--- Task instructions ---
Copy out the listing below, putting "property-value" wherever "prop-value" appears and leaving everything else unchanged.

--- Material ---

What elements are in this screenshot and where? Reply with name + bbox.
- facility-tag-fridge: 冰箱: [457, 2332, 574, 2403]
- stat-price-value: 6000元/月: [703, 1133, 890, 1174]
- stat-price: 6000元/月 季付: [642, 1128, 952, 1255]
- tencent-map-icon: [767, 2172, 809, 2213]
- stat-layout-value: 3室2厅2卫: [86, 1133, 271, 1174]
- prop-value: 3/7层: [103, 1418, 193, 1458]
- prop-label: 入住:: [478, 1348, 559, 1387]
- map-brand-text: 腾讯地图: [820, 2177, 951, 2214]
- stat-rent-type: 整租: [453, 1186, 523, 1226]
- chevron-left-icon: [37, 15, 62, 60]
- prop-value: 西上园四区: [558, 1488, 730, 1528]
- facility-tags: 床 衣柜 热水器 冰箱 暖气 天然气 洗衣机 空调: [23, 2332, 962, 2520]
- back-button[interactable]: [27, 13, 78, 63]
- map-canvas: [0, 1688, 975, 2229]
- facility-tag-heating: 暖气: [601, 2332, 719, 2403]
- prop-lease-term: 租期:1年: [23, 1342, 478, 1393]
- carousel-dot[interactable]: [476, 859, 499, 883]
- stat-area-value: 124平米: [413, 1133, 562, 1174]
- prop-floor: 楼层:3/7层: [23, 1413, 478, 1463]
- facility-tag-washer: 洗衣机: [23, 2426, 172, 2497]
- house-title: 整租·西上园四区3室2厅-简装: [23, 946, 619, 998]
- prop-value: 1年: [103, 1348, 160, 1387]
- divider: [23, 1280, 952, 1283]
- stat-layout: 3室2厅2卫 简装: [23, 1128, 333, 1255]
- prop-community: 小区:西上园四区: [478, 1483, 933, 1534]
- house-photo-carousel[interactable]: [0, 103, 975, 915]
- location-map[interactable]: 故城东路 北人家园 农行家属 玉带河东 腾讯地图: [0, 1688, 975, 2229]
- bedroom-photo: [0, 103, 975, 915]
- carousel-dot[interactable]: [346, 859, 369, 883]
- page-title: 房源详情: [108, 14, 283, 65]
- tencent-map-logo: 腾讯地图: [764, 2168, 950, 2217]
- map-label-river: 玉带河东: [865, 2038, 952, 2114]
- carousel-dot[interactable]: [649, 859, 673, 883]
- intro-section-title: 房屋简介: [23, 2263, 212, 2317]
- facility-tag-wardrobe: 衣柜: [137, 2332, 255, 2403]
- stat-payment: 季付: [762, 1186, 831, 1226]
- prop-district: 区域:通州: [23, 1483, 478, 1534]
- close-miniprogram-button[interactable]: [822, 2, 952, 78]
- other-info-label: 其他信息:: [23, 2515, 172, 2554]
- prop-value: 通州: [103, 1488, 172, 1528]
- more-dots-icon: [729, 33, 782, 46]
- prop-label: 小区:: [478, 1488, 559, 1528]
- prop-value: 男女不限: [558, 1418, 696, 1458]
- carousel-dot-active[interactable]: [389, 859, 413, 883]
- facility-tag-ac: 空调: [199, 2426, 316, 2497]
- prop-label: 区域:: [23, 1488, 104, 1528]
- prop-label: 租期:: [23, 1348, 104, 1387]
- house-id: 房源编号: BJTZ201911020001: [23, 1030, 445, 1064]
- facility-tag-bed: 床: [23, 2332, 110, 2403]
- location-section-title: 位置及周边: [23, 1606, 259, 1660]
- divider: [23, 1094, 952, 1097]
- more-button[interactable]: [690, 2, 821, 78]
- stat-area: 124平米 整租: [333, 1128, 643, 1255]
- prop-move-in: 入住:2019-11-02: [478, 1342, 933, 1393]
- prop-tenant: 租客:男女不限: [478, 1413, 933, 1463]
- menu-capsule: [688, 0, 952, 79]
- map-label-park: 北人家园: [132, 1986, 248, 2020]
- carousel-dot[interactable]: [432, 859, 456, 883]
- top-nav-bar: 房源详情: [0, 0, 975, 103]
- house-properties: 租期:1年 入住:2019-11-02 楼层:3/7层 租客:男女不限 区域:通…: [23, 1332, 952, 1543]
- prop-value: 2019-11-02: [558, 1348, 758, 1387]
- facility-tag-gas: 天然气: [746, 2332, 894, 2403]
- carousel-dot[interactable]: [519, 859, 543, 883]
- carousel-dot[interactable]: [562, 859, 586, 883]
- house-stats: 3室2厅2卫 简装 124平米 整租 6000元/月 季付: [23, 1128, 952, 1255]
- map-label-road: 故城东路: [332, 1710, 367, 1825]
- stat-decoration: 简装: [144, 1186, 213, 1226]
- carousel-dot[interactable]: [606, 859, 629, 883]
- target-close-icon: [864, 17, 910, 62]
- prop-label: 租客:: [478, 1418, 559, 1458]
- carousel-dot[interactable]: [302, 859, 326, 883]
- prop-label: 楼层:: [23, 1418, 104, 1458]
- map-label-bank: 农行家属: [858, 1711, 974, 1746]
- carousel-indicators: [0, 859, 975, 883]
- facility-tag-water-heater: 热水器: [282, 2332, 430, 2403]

--- In response ---
What elements are in this screenshot and where? Reply with name + bbox.
- facility-tag-fridge: 冰箱: [457, 2332, 574, 2403]
- stat-price-value: 6000元/月: [703, 1133, 890, 1174]
- stat-price: 6000元/月 季付: [642, 1128, 952, 1255]
- tencent-map-icon: [767, 2172, 809, 2213]
- stat-layout-value: 3室2厅2卫: [86, 1133, 271, 1174]
- property-value: 3/7层: [103, 1418, 193, 1458]
- prop-label: 入住:: [478, 1348, 559, 1387]
- map-brand-text: 腾讯地图: [820, 2177, 951, 2214]
- stat-rent-type: 整租: [453, 1186, 523, 1226]
- chevron-left-icon: [37, 15, 62, 60]
- property-value: 西上园四区: [558, 1488, 730, 1528]
- facility-tags: 床 衣柜 热水器 冰箱 暖气 天然气 洗衣机 空调: [23, 2332, 962, 2520]
- back-button[interactable]: [27, 13, 78, 63]
- map-canvas: [0, 1688, 975, 2229]
- facility-tag-heating: 暖气: [601, 2332, 719, 2403]
- prop-lease-term: 租期:1年: [23, 1342, 478, 1393]
- carousel-dot[interactable]: [476, 859, 499, 883]
- stat-area-value: 124平米: [413, 1133, 562, 1174]
- prop-floor: 楼层:3/7层: [23, 1413, 478, 1463]
- facility-tag-washer: 洗衣机: [23, 2426, 172, 2497]
- house-title: 整租·西上园四区3室2厅-简装: [23, 946, 619, 998]
- property-value: 1年: [103, 1348, 160, 1387]
- divider: [23, 1280, 952, 1283]
- stat-layout: 3室2厅2卫 简装: [23, 1128, 333, 1255]
- prop-community: 小区:西上园四区: [478, 1483, 933, 1534]
- house-photo-carousel[interactable]: [0, 103, 975, 915]
- location-map[interactable]: 故城东路 北人家园 农行家属 玉带河东 腾讯地图: [0, 1688, 975, 2229]
- bedroom-photo: [0, 103, 975, 915]
- carousel-dot[interactable]: [346, 859, 369, 883]
- page-title: 房源详情: [108, 14, 283, 65]
- tencent-map-logo: 腾讯地图: [764, 2168, 950, 2217]
- map-label-river: 玉带河东: [865, 2038, 952, 2114]
- carousel-dot[interactable]: [649, 859, 673, 883]
- intro-section-title: 房屋简介: [23, 2263, 212, 2317]
- facility-tag-wardrobe: 衣柜: [137, 2332, 255, 2403]
- stat-payment: 季付: [762, 1186, 831, 1226]
- prop-district: 区域:通州: [23, 1483, 478, 1534]
- close-miniprogram-button[interactable]: [822, 2, 952, 78]
- other-info-label: 其他信息:: [23, 2515, 172, 2554]
- property-value: 通州: [103, 1488, 172, 1528]
- more-dots-icon: [729, 33, 782, 46]
- prop-label: 小区:: [478, 1488, 559, 1528]
- property-value: 男女不限: [558, 1418, 696, 1458]
- carousel-dot-active[interactable]: [389, 859, 413, 883]
- facility-tag-ac: 空调: [199, 2426, 316, 2497]
- prop-label: 区域:: [23, 1488, 104, 1528]
- prop-label: 租期:: [23, 1348, 104, 1387]
- house-id: 房源编号: BJTZ201911020001: [23, 1030, 445, 1064]
- facility-tag-bed: 床: [23, 2332, 110, 2403]
- location-section-title: 位置及周边: [23, 1606, 259, 1660]
- divider: [23, 1094, 952, 1097]
- more-button[interactable]: [690, 2, 821, 78]
- stat-area: 124平米 整租: [333, 1128, 643, 1255]
- prop-move-in: 入住:2019-11-02: [478, 1342, 933, 1393]
- prop-tenant: 租客:男女不限: [478, 1413, 933, 1463]
- menu-capsule: [688, 0, 952, 79]
- map-label-park: 北人家园: [132, 1986, 248, 2020]
- carousel-dot[interactable]: [432, 859, 456, 883]
- top-nav-bar: 房源详情: [0, 0, 975, 103]
- house-properties: 租期:1年 入住:2019-11-02 楼层:3/7层 租客:男女不限 区域:通…: [23, 1332, 952, 1543]
- property-value: 2019-11-02: [558, 1348, 758, 1387]
- facility-tag-gas: 天然气: [746, 2332, 894, 2403]
- carousel-dot[interactable]: [519, 859, 543, 883]
- carousel-dot[interactable]: [562, 859, 586, 883]
- house-stats: 3室2厅2卫 简装 124平米 整租 6000元/月 季付: [23, 1128, 952, 1255]
- map-label-road: 故城东路: [332, 1710, 367, 1825]
- stat-decoration: 简装: [144, 1186, 213, 1226]
- carousel-dot[interactable]: [606, 859, 629, 883]
- target-close-icon: [864, 17, 910, 62]
- prop-label: 租客:: [478, 1418, 559, 1458]
- carousel-dot[interactable]: [302, 859, 326, 883]
- prop-label: 楼层:: [23, 1418, 104, 1458]
- map-label-bank: 农行家属: [858, 1711, 974, 1746]
- carousel-indicators: [0, 859, 975, 883]
- facility-tag-water-heater: 热水器: [282, 2332, 430, 2403]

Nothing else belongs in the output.